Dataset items

☆ ☆ ☆ ☆ ☆

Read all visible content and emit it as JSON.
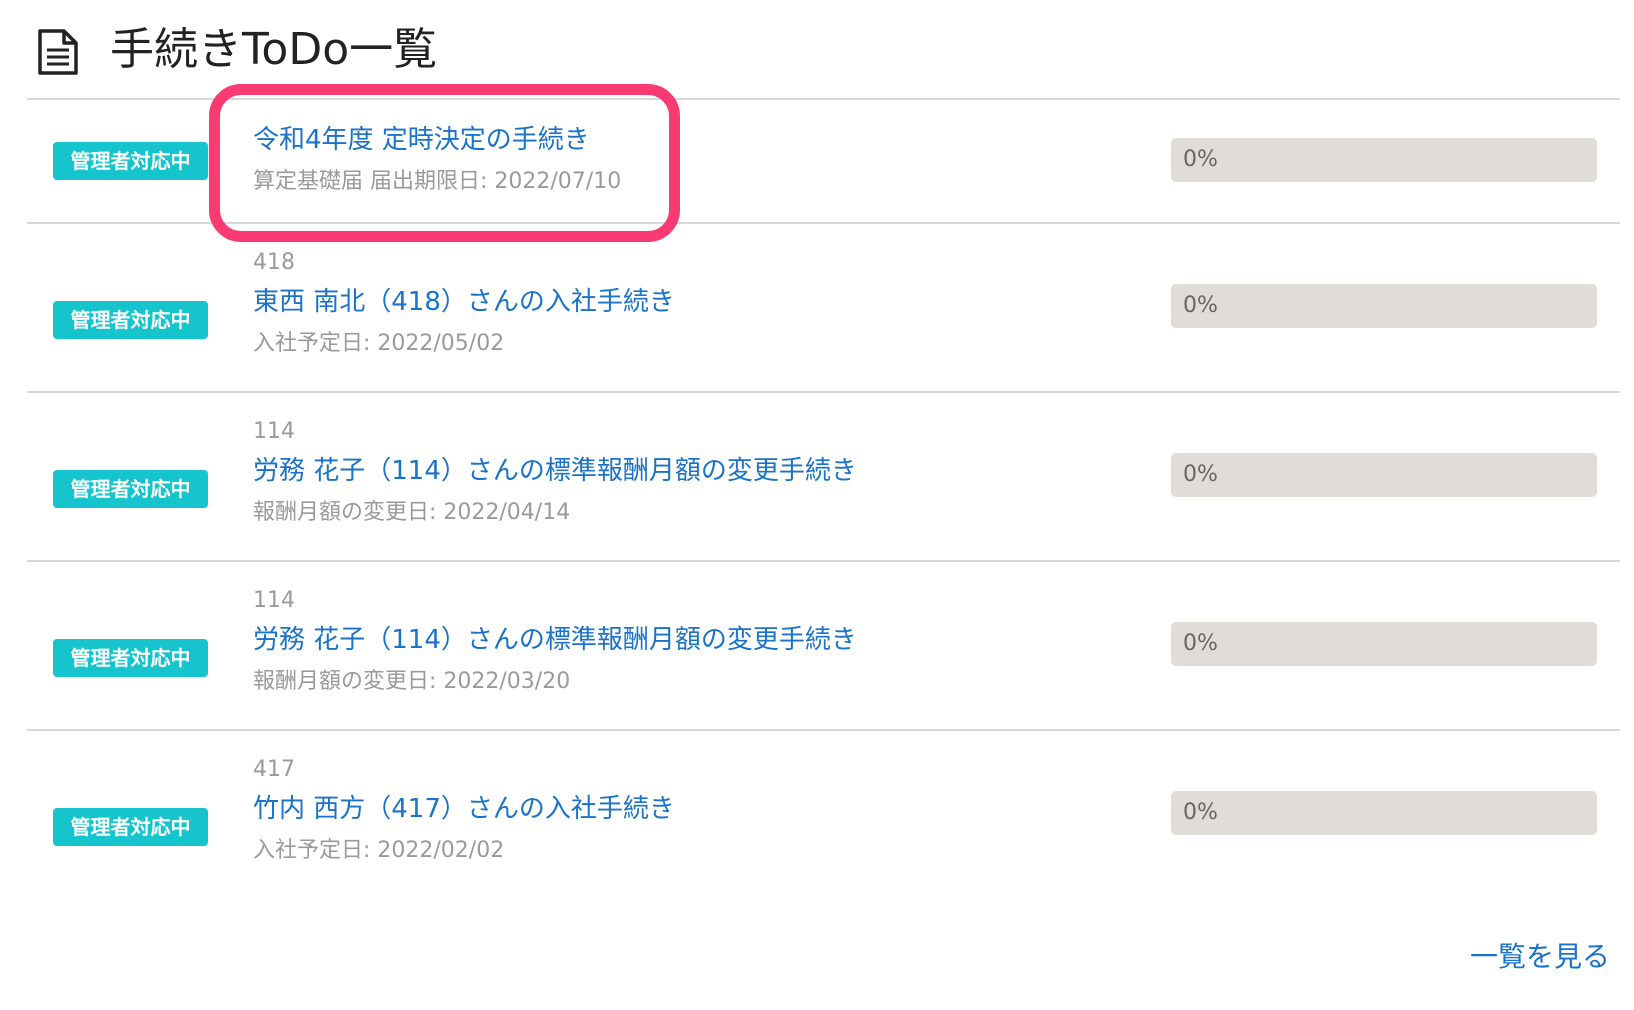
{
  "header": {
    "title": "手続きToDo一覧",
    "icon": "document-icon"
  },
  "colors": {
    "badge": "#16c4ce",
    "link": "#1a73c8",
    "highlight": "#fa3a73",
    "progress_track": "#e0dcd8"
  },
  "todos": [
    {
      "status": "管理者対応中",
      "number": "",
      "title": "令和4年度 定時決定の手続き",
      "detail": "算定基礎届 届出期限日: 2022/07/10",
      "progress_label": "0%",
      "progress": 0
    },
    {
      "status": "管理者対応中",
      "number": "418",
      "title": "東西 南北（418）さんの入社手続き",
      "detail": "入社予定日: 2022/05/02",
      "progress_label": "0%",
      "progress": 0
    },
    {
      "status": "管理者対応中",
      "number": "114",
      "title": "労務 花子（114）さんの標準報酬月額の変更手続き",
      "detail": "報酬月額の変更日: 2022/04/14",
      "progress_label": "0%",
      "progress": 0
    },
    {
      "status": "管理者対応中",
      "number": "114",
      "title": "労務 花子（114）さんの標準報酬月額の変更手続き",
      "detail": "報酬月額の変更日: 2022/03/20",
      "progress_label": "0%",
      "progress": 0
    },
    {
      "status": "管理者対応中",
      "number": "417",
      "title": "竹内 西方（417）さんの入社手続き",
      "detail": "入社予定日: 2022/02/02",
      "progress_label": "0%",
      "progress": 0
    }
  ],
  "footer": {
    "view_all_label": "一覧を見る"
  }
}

☆ ☆ ☆ ☆ ☆

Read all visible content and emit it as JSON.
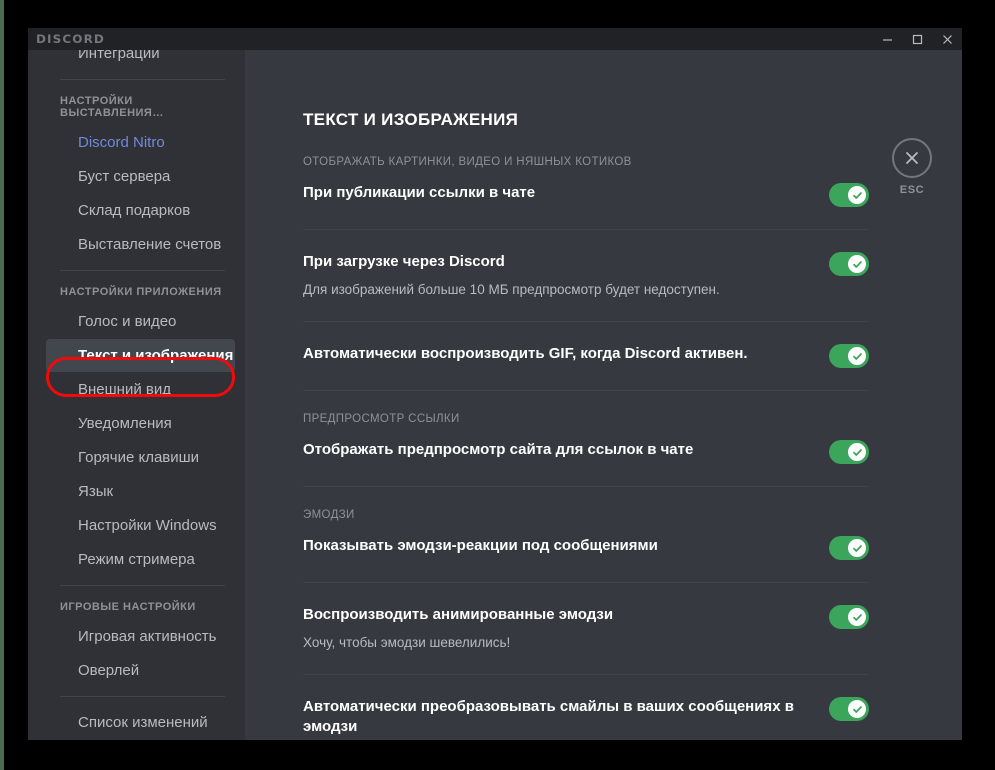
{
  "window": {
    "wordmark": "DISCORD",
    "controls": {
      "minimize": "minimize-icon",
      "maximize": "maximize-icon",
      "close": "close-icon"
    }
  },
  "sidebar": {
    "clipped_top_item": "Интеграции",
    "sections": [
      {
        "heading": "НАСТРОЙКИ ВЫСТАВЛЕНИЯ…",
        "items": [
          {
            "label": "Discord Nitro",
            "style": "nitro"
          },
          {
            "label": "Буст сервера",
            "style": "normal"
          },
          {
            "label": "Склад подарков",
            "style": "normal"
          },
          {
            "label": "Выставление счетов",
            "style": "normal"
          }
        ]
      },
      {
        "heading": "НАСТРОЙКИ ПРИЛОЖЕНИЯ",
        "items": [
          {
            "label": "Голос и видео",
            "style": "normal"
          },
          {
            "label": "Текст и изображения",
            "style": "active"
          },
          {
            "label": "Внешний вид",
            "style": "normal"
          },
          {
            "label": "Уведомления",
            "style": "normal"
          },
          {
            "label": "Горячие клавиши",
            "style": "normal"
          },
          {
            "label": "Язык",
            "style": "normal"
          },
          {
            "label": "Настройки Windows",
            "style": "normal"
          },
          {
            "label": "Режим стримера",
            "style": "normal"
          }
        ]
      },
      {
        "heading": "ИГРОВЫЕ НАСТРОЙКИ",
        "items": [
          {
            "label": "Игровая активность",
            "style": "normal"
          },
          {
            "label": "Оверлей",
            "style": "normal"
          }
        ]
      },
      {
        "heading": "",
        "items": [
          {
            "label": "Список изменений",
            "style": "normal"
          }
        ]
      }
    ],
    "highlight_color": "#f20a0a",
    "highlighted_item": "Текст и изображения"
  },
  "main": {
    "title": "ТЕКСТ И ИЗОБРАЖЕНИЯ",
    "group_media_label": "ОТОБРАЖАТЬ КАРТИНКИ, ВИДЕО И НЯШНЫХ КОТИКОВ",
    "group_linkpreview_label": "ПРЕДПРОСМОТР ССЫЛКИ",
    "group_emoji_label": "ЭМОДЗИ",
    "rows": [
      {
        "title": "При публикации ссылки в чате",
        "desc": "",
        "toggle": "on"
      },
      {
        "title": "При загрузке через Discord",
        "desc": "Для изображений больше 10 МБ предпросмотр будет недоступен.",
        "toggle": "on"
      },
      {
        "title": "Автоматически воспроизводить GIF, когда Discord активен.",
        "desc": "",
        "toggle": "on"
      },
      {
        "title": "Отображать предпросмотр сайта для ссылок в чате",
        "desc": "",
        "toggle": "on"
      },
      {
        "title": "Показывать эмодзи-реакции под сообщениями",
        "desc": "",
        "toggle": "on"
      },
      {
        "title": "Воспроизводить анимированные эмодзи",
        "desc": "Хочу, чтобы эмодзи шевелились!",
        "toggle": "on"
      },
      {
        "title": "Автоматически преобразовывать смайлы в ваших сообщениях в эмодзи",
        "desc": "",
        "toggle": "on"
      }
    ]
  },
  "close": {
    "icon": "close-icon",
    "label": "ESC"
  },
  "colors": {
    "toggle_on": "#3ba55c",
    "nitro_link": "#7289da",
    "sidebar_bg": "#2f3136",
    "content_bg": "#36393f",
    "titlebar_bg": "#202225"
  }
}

☆ ☆ ☆ ☆ ☆

Count how many lines include the string "報酬月額の変更日". Nothing but the number is needed.

2